▸ SET PROBLEM
Go through the material below and copy each line where the word "structured" appears.

▸ EXTRACTED ENTRIES
════════

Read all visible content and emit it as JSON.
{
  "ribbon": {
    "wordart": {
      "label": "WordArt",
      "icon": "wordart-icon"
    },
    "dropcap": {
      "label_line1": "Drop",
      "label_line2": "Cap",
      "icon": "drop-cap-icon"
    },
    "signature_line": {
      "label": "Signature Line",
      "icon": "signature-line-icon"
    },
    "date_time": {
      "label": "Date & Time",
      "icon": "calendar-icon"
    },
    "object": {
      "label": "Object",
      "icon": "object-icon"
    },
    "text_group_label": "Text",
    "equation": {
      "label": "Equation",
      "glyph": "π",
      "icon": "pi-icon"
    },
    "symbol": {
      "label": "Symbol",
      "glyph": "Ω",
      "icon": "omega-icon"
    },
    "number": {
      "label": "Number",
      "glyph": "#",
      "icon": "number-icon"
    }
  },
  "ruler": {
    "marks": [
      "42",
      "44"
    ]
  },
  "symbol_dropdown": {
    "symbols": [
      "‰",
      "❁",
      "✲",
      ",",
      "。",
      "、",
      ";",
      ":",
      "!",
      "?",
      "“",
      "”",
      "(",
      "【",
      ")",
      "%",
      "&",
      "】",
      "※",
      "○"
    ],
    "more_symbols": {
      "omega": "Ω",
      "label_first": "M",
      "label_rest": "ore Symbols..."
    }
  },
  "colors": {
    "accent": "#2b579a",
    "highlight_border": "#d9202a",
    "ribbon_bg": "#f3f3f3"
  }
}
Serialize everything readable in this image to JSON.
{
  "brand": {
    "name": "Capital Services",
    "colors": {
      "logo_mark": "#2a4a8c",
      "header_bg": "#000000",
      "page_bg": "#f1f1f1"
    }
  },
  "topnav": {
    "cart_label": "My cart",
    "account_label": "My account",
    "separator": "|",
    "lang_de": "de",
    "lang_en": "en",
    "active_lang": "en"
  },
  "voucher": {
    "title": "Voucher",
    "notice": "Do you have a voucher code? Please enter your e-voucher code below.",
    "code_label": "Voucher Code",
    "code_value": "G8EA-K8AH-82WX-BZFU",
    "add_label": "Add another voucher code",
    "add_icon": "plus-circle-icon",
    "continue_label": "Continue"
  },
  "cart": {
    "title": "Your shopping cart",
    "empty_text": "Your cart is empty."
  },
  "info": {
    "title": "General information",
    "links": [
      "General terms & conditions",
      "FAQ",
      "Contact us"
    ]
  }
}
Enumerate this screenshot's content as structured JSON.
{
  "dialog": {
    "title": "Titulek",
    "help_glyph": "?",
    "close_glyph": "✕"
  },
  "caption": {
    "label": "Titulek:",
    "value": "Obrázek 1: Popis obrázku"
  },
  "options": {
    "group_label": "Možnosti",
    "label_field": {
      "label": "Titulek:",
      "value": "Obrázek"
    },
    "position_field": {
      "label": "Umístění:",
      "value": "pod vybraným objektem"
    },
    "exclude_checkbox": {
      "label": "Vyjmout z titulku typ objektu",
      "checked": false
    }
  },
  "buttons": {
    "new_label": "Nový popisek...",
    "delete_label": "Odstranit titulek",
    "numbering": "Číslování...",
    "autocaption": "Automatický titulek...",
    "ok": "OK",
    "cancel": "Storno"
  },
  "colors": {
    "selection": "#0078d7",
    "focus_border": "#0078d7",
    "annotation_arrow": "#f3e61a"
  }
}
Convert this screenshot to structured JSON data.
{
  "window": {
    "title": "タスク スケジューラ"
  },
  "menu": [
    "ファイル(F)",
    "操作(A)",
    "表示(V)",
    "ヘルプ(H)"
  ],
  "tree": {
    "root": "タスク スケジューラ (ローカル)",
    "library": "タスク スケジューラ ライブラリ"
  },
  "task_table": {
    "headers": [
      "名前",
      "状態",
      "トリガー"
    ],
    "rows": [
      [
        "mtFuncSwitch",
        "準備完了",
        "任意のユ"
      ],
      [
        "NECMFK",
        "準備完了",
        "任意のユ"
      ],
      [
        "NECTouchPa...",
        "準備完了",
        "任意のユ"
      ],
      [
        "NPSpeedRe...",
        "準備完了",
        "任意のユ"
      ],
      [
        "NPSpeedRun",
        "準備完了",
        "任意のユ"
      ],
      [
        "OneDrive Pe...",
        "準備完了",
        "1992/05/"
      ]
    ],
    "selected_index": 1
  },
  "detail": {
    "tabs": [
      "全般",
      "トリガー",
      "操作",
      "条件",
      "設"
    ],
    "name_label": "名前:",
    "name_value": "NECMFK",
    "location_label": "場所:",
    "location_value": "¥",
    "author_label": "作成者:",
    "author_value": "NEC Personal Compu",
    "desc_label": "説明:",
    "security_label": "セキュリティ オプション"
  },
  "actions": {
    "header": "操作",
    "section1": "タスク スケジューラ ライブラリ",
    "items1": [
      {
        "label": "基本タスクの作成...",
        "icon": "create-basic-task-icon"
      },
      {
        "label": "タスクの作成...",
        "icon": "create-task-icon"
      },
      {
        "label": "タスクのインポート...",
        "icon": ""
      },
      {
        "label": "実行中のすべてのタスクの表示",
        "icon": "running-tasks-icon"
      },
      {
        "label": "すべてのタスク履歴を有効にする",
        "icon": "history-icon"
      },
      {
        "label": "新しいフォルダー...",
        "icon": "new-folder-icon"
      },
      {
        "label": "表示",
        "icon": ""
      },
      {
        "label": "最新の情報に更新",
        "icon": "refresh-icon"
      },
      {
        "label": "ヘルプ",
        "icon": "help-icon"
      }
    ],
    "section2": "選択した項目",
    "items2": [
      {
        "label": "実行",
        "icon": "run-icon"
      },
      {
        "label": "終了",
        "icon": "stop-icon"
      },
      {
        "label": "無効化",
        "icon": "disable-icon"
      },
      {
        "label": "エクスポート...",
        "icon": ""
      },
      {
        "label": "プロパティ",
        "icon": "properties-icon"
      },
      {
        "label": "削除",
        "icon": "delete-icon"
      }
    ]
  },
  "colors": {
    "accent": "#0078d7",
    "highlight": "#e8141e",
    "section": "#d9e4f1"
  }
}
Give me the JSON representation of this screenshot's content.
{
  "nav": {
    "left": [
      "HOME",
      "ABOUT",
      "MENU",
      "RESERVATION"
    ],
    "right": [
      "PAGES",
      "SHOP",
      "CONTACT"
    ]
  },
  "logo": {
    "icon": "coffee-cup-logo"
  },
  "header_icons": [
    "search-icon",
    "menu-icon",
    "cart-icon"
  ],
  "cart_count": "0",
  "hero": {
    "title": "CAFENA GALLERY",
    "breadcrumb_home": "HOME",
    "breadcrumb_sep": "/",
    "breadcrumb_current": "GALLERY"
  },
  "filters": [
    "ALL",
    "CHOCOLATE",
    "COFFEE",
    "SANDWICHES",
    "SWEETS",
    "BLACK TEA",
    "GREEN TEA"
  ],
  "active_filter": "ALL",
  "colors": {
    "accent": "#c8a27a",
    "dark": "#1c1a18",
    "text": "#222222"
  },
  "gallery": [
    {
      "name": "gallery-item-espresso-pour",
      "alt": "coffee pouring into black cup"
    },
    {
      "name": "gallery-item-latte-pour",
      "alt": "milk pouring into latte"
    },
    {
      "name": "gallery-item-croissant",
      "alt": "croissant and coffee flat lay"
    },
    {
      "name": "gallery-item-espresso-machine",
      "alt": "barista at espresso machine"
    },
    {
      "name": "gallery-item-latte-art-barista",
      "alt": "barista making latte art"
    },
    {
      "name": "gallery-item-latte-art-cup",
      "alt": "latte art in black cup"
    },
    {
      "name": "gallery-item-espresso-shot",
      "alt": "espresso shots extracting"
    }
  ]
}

════════

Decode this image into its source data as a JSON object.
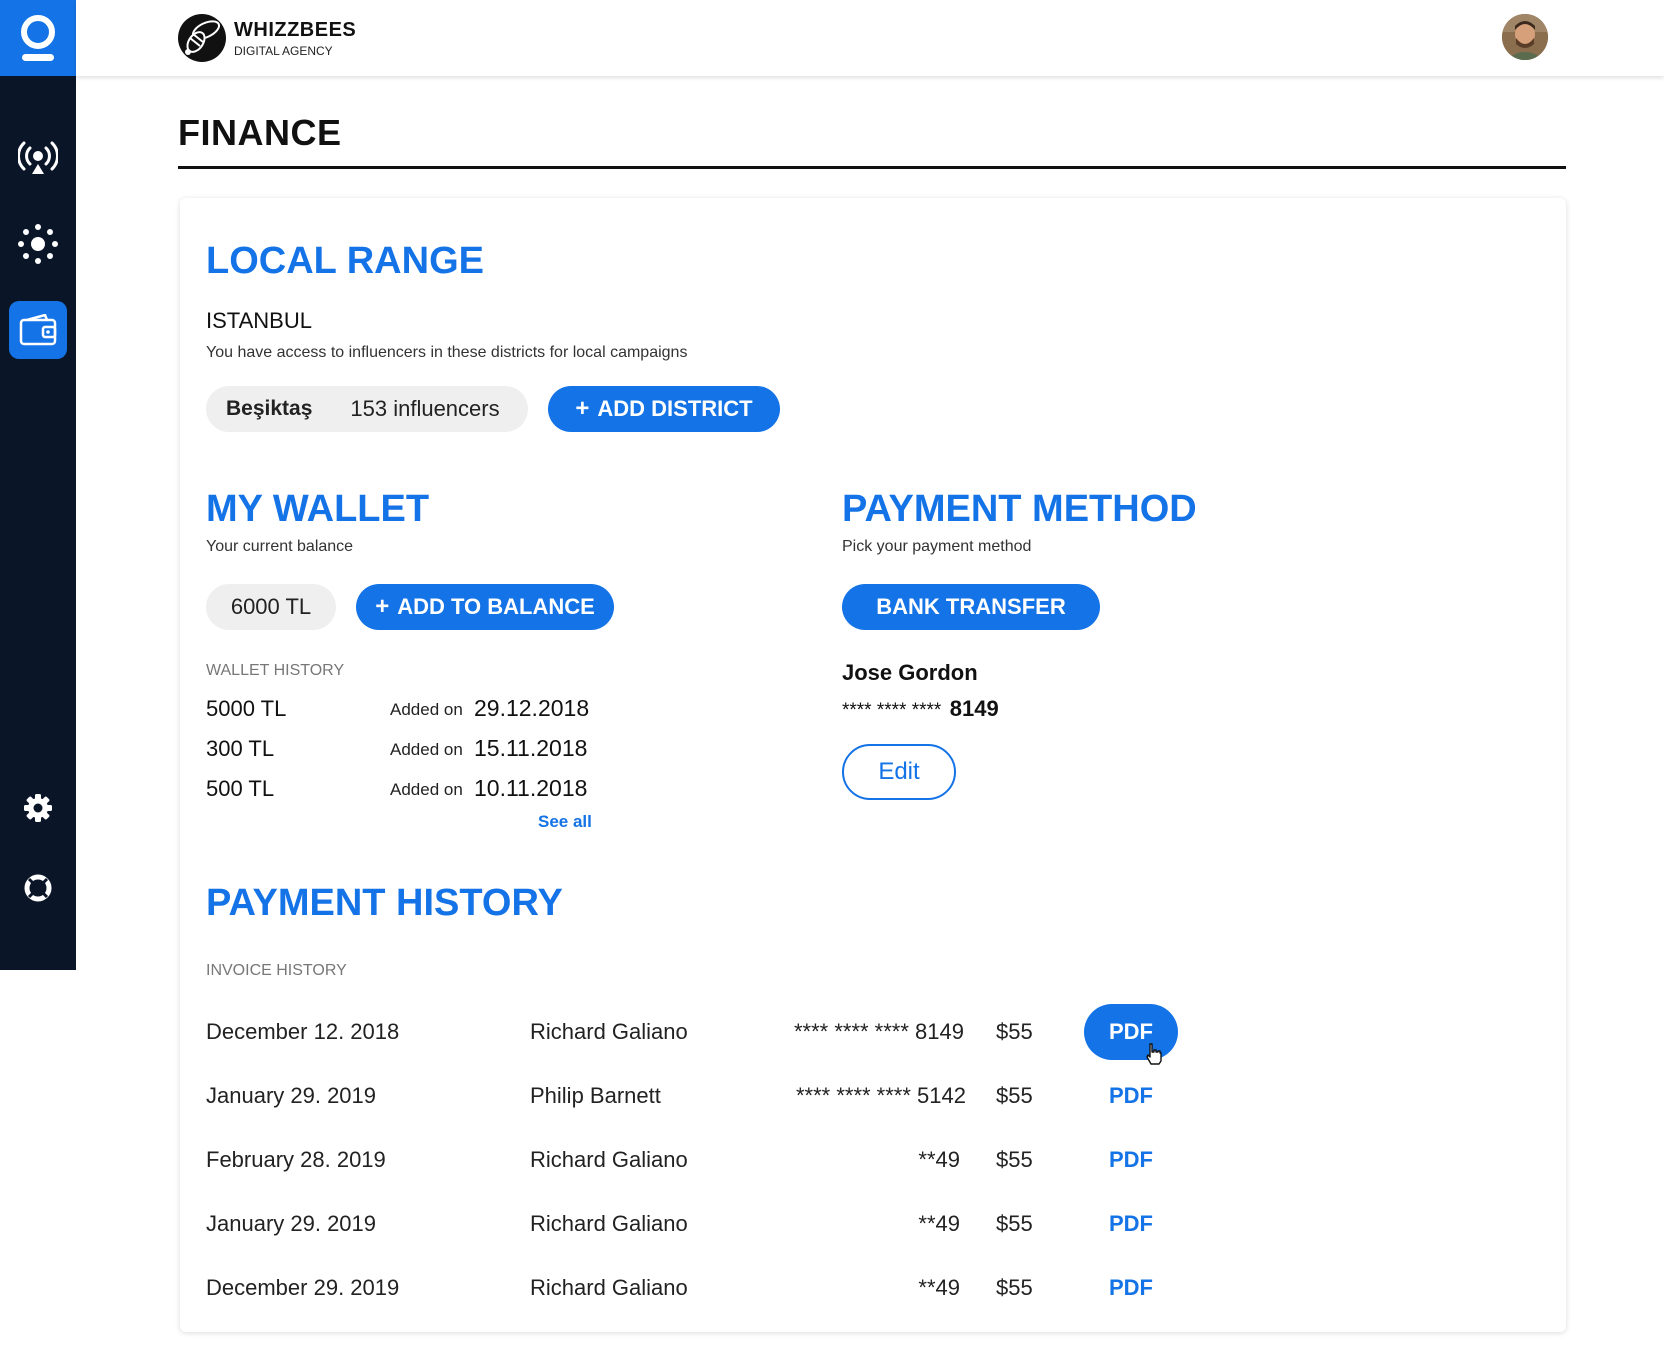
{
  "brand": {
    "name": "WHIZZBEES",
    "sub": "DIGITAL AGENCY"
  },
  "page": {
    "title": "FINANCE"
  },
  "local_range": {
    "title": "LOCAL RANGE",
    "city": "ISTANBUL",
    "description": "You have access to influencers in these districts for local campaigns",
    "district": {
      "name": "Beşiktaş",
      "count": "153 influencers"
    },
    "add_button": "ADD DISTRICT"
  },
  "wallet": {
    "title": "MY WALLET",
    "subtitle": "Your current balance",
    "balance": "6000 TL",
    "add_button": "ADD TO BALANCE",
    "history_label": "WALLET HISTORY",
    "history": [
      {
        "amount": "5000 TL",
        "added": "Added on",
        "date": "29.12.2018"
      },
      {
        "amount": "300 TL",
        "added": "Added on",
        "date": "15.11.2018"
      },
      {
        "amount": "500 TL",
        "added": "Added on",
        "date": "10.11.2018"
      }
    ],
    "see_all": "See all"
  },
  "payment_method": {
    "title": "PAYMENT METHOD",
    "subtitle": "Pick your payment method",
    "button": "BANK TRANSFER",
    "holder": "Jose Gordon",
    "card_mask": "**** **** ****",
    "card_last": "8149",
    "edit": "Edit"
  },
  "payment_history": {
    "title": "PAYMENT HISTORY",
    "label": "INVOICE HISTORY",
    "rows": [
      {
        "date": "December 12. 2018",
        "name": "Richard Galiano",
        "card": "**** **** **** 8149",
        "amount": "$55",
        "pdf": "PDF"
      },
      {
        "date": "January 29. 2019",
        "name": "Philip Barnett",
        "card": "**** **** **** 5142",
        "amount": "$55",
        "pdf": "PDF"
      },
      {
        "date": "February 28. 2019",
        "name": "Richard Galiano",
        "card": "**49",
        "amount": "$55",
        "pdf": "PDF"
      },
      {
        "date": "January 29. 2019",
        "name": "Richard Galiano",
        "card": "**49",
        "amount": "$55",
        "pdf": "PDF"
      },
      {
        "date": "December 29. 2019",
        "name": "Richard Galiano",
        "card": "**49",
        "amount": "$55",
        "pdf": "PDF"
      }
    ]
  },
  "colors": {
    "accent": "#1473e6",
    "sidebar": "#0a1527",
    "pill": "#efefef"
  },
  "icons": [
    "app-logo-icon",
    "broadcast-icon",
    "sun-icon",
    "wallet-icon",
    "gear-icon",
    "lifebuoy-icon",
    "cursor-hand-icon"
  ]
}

════════

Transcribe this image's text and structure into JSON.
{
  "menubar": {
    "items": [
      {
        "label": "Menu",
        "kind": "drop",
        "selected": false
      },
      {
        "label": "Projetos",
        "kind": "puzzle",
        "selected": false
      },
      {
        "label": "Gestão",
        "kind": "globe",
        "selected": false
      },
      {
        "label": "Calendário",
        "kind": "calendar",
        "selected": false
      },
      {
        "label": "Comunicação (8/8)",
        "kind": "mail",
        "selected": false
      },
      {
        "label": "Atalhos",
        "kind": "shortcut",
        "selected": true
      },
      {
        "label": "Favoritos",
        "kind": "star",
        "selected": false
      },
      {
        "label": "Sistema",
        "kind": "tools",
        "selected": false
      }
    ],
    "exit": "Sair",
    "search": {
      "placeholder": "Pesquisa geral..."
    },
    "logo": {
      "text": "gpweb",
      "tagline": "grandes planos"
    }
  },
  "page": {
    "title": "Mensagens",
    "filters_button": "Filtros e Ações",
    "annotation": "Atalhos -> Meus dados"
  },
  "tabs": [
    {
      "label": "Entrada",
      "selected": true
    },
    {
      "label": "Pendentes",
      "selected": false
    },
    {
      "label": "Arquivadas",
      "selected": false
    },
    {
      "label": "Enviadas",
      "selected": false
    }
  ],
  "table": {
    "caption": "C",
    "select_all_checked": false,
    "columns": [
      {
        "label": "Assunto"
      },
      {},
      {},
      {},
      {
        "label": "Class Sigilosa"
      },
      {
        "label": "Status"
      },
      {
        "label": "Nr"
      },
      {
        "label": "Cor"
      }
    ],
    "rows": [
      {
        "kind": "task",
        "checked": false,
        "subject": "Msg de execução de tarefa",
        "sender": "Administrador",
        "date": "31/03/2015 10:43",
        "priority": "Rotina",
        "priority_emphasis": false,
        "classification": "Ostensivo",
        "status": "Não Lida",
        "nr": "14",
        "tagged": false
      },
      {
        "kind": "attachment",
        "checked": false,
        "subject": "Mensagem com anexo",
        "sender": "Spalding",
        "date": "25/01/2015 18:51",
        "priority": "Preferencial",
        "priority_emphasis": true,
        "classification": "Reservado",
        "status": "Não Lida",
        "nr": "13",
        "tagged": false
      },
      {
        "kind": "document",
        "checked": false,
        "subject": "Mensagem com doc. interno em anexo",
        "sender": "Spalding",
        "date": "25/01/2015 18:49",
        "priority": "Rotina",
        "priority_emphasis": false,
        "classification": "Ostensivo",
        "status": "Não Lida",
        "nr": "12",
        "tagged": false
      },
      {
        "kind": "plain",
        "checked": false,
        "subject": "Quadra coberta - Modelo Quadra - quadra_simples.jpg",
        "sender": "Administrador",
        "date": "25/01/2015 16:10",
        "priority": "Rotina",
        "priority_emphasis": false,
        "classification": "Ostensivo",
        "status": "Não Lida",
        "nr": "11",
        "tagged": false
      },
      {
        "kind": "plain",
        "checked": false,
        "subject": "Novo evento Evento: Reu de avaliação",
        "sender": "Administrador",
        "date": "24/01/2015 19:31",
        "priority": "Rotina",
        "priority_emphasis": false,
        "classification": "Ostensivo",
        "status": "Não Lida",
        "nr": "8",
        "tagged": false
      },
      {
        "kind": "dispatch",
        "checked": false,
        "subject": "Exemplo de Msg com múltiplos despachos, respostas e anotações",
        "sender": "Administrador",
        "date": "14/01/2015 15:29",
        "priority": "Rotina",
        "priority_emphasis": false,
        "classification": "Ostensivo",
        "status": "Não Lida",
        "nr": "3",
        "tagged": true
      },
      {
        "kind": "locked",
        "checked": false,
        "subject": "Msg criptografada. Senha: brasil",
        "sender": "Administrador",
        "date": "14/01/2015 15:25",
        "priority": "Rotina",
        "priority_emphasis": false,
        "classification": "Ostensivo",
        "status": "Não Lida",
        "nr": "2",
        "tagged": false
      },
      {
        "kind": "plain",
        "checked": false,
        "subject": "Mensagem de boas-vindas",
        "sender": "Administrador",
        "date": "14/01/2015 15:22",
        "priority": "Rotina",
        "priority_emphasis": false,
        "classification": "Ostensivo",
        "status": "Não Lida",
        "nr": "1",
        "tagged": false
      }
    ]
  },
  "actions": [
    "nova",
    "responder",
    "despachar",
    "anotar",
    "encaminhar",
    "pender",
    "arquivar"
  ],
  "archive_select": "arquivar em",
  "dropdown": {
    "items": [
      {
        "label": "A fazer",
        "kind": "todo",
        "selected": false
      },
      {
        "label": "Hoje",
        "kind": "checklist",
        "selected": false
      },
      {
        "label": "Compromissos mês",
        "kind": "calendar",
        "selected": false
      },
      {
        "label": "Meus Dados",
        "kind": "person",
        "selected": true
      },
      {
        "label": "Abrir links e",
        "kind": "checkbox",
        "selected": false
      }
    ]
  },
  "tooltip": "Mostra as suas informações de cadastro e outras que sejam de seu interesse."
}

════════

▸ ANSWER BELOW
Enumerate this screenshot's content as structured JSON.
Convert this screenshot to structured JSON data.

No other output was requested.